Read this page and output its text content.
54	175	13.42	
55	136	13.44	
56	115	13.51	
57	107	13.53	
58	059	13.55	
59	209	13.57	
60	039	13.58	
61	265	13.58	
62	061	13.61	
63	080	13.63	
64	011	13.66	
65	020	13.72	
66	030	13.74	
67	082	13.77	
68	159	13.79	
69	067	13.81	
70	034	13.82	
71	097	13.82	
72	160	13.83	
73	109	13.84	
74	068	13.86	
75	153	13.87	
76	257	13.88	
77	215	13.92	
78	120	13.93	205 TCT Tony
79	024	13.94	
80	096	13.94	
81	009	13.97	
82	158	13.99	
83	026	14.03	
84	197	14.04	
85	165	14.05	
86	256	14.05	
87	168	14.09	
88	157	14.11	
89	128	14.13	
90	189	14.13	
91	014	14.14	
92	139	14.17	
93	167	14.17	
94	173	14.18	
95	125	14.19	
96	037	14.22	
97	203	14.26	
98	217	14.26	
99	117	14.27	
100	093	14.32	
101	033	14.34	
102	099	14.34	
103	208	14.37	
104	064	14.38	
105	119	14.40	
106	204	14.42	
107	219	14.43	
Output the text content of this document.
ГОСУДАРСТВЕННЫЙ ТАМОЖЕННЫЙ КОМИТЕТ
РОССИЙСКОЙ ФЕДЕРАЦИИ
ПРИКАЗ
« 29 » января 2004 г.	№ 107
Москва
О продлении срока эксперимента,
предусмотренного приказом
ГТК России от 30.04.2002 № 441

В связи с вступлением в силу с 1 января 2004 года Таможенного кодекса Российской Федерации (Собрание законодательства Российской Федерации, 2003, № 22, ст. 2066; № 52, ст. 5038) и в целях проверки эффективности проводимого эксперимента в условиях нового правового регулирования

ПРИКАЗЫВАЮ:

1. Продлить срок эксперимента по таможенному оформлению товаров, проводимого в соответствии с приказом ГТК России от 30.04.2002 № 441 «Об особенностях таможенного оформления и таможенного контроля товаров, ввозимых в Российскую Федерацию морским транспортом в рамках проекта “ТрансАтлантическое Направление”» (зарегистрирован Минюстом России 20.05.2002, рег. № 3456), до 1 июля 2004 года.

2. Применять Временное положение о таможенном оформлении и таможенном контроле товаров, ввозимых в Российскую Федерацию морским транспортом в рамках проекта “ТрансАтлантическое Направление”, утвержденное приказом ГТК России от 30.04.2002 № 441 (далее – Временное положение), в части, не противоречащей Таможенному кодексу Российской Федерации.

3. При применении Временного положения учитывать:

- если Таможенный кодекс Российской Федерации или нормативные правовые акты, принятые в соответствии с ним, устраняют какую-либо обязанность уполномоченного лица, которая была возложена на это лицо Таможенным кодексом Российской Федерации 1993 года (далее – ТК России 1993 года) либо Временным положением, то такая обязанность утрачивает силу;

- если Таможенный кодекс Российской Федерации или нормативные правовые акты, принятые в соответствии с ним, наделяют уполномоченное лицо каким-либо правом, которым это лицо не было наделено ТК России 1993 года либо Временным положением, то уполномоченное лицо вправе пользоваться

● **WRITTEN PROBLEM**
Please reproduce all of the entries exactly as they stand.

● **TASK OUTPUT**
Read this page and output its text content.
54	175	13.42	
55	136	13.44	
56	115	13.51	
57	107	13.53	
58	059	13.55	
59	209	13.57	
60	039	13.58	
61	265	13.58	
62	061	13.61	
63	080	13.63	
64	011	13.66	
65	020	13.72	
66	030	13.74	
67	082	13.77	
68	159	13.79	
69	067	13.81	
70	034	13.82	
71	097	13.82	
72	160	13.83	
73	109	13.84	
74	068	13.86	
75	153	13.87	
76	257	13.88	
77	215	13.92	
78	120	13.93	205 TCT Tony
79	024	13.94	
80	096	13.94	
81	009	13.97	
82	158	13.99	
83	026	14.03	
84	197	14.04	
85	165	14.05	
86	256	14.05	
87	168	14.09	
88	157	14.11	
89	128	14.13	
90	189	14.13	
91	014	14.14	
92	139	14.17	
93	167	14.17	
94	173	14.18	
95	125	14.19	
96	037	14.22	
97	203	14.26	
98	217	14.26	
99	117	14.27	
100	093	14.32	
101	033	14.34	
102	099	14.34	
103	208	14.37	
104	064	14.38	
105	119	14.40	
106	204	14.42	
107	219	14.43	
Output the text content of this document.
ГОСУДАРСТВЕННЫЙ ТАМОЖЕННЫЙ КОМИТЕТ
РОССИЙСКОЙ ФЕДЕРАЦИИ
ПРИКАЗ
« 29 » января 2004 г.	№ 107
Москва
О продлении срока эксперимента,
предусмотренного приказом
ГТК России от 30.04.2002 № 441

В связи с вступлением в силу с 1 января 2004 года Таможенного кодекса Российской Федерации (Собрание законодательства Российской Федерации, 2003, № 22, ст. 2066; № 52, ст. 5038) и в целях проверки эффективности проводимого эксперимента в условиях нового правового регулирования

ПРИКАЗЫВАЮ:

1. Продлить срок эксперимента по таможенному оформлению товаров, проводимого в соответствии с приказом ГТК России от 30.04.2002 № 441 «Об особенностях таможенного оформления и таможенного контроля товаров, ввозимых в Российскую Федерацию морским транспортом в рамках проекта “ТрансАтлантическое Направление”» (зарегистрирован Минюстом России 20.05.2002, рег. № 3456), до 1 июля 2004 года.

2. Применять Временное положение о таможенном оформлении и таможенном контроле товаров, ввозимых в Российскую Федерацию морским транспортом в рамках проекта “ТрансАтлантическое Направление”, утвержденное приказом ГТК России от 30.04.2002 № 441 (далее – Временное положение), в части, не противоречащей Таможенному кодексу Российской Федерации.

3. При применении Временного положения учитывать:

- если Таможенный кодекс Российской Федерации или нормативные правовые акты, принятые в соответствии с ним, устраняют какую-либо обязанность уполномоченного лица, которая была возложена на это лицо Таможенным кодексом Российской Федерации 1993 года (далее – ТК России 1993 года) либо Временным положением, то такая обязанность утрачивает силу;

- если Таможенный кодекс Российской Федерации или нормативные правовые акты, принятые в соответствии с ним, наделяют уполномоченное лицо каким-либо правом, которым это лицо не было наделено ТК России 1993 года либо Временным положением, то уполномоченное лицо вправе пользоваться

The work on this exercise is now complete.